Task details: Identify each line holding the string "ffffff" and copy it.

Collected data
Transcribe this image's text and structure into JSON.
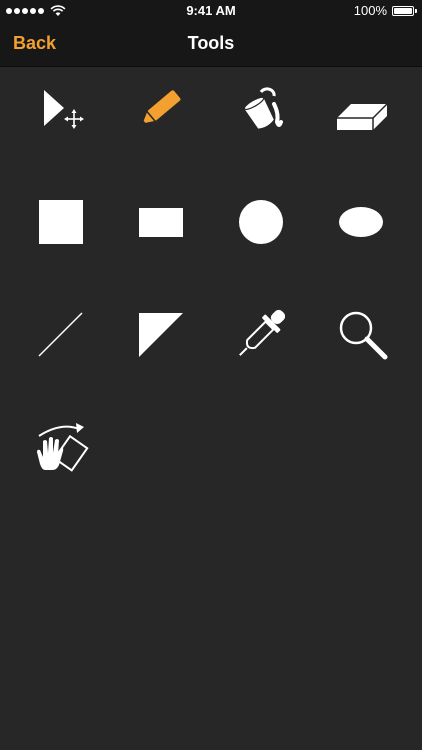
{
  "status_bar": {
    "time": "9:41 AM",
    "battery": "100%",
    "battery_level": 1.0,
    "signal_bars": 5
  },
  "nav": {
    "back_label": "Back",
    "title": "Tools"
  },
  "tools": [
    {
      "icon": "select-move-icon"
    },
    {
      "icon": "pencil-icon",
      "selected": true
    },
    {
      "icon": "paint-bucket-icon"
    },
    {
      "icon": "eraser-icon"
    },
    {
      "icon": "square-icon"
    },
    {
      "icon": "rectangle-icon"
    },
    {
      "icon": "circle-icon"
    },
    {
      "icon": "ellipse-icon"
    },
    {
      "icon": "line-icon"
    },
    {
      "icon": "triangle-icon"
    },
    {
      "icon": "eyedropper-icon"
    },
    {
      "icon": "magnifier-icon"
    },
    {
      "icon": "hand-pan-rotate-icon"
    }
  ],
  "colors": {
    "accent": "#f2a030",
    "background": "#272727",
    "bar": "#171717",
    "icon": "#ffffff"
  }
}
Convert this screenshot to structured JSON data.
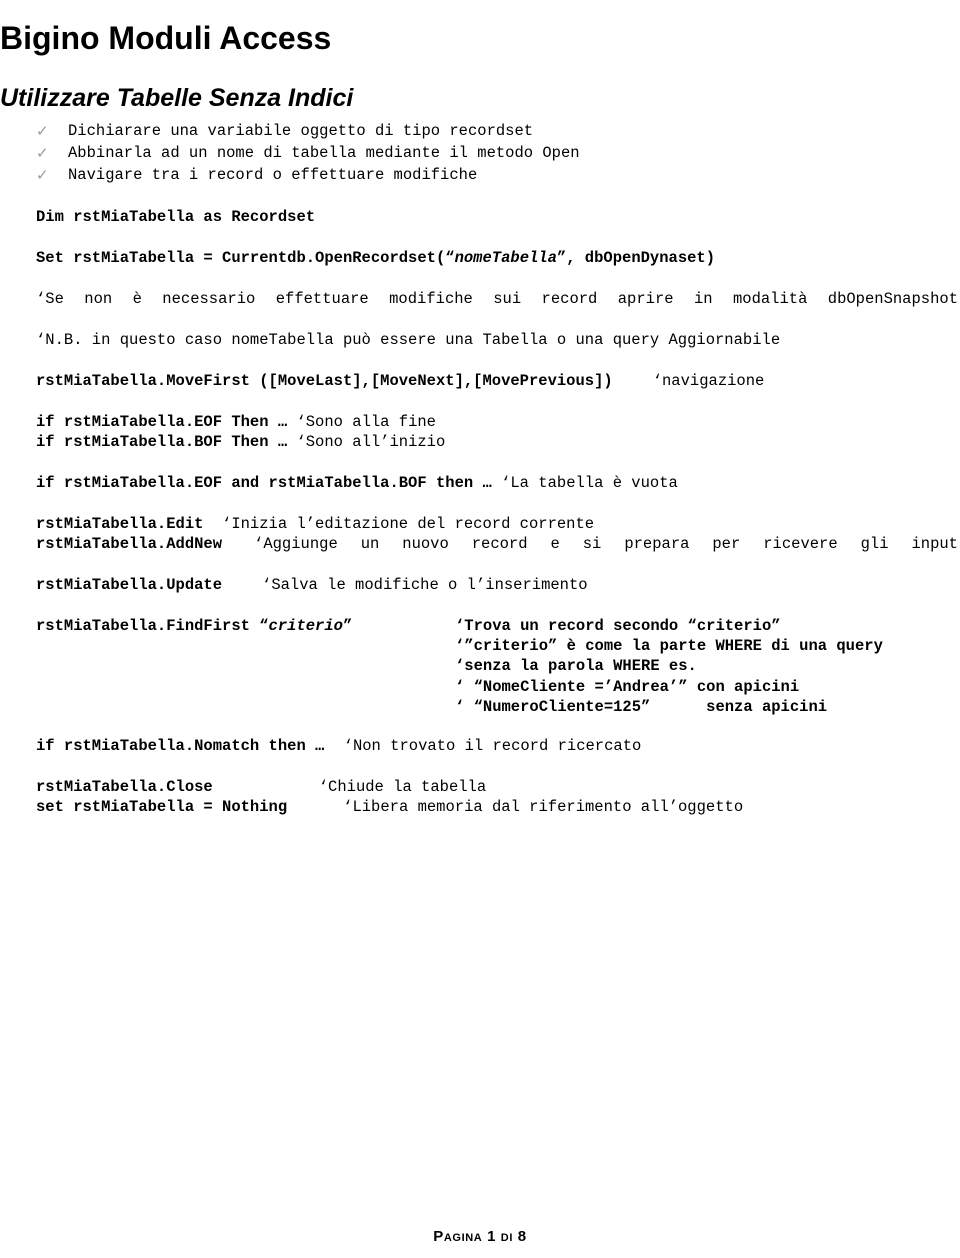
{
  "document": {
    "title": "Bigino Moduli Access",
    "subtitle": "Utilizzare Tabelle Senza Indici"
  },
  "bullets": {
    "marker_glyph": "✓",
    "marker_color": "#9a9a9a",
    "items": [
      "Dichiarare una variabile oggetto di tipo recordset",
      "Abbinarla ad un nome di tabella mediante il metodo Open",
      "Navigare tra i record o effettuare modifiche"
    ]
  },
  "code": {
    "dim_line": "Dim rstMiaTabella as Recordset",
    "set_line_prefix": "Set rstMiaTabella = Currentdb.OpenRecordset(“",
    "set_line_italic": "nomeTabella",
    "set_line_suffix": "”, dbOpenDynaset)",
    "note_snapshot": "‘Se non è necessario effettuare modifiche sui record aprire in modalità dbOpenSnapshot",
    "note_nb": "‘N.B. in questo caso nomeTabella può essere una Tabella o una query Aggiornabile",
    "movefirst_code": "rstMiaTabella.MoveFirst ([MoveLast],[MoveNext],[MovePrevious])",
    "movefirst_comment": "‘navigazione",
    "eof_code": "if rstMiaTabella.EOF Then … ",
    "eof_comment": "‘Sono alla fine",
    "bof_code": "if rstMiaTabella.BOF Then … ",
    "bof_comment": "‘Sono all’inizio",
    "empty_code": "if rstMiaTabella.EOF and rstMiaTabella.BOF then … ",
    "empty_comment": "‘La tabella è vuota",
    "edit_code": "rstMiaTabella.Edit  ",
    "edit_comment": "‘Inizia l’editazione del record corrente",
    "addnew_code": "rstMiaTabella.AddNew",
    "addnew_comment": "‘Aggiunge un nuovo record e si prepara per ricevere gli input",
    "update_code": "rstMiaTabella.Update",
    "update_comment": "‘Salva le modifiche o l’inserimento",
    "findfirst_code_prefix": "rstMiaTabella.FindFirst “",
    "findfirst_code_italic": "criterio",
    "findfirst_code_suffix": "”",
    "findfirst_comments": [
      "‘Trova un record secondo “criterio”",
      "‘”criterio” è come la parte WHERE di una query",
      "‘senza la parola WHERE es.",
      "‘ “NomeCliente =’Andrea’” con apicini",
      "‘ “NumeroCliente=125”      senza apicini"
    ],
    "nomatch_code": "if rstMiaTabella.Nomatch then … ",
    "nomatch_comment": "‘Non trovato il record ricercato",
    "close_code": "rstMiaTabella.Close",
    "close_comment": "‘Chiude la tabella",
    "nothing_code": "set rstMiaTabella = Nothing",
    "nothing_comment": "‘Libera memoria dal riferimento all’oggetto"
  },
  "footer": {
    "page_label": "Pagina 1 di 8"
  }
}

--

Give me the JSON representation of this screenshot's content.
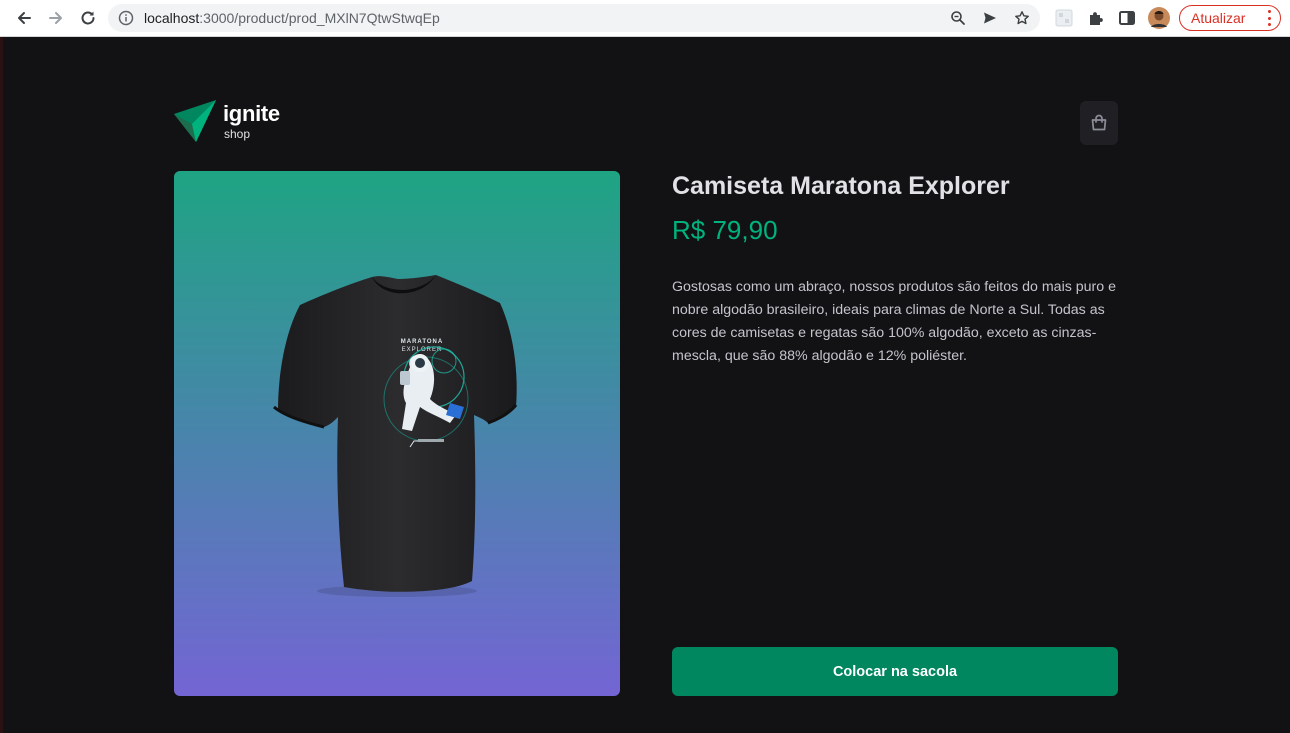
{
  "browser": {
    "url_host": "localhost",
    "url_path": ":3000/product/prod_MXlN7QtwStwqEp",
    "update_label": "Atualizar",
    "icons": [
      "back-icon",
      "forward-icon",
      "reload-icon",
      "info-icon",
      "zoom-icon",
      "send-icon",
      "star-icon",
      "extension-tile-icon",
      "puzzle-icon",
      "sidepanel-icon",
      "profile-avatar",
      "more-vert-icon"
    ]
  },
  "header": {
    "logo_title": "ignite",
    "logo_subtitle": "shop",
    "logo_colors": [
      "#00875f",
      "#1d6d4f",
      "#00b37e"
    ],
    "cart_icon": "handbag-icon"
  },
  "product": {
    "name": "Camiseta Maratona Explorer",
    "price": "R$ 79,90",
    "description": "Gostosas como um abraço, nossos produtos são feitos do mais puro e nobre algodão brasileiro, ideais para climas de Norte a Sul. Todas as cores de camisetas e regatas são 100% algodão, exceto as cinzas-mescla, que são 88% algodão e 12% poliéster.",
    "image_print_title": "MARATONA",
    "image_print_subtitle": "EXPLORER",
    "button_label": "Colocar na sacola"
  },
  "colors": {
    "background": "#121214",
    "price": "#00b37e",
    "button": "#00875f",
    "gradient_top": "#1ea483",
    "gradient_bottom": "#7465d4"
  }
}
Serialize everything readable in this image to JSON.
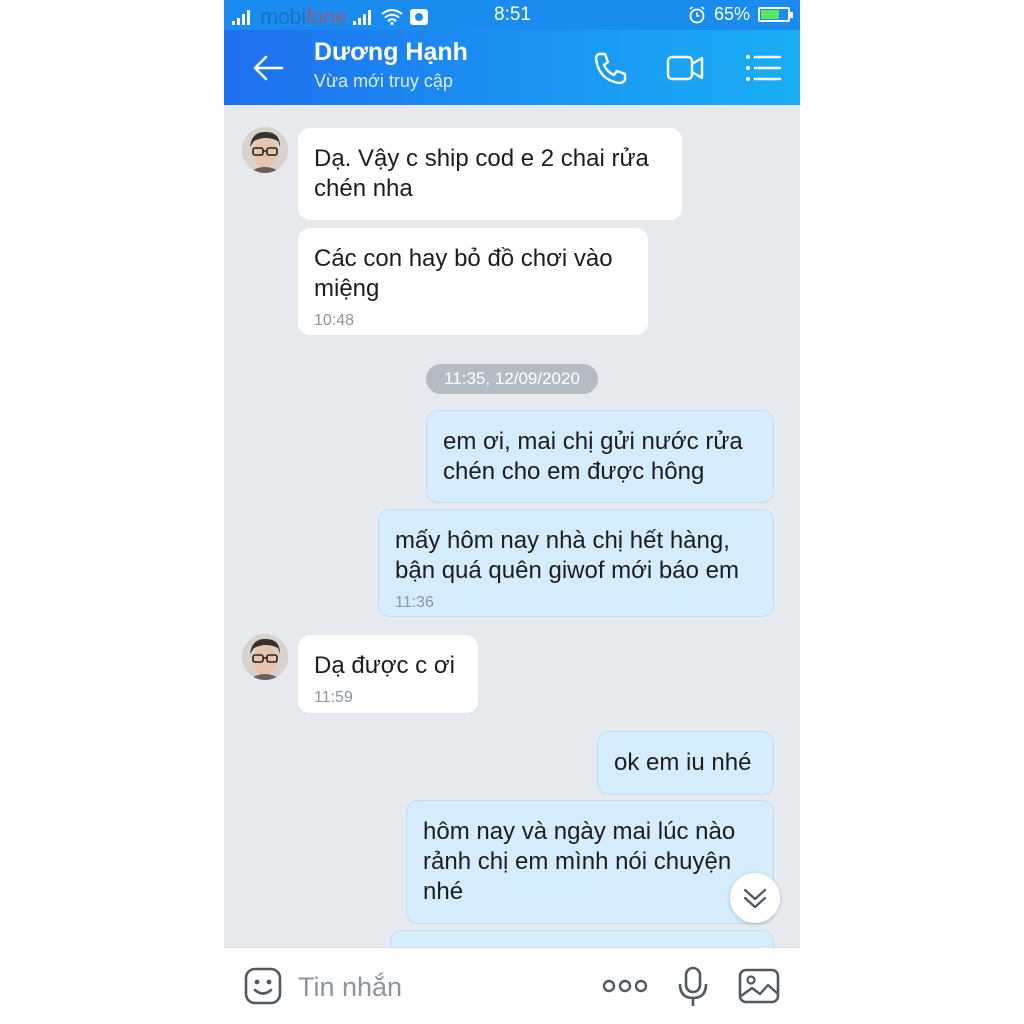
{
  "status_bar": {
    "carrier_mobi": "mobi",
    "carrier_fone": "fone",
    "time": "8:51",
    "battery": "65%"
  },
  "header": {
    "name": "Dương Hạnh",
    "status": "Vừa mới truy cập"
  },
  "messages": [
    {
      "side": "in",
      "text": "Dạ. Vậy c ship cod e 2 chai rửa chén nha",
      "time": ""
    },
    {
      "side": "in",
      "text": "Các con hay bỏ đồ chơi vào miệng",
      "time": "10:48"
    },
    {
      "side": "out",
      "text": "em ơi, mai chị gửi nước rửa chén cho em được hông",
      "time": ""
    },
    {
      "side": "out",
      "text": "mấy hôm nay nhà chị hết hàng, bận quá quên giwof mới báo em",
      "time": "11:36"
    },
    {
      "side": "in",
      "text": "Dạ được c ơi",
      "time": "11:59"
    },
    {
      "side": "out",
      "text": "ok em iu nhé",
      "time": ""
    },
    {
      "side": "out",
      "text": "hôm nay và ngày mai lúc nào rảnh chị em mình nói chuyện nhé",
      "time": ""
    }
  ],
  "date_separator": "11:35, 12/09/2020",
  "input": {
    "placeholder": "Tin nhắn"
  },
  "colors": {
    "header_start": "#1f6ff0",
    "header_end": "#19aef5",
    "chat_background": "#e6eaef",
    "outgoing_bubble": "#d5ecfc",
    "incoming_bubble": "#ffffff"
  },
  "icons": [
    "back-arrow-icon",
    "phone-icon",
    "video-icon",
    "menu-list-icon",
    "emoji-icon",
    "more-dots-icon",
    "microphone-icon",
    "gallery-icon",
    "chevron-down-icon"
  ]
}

The solution:
    "icon": "#ffffff"
    "incoming_bubble": "#ffffff"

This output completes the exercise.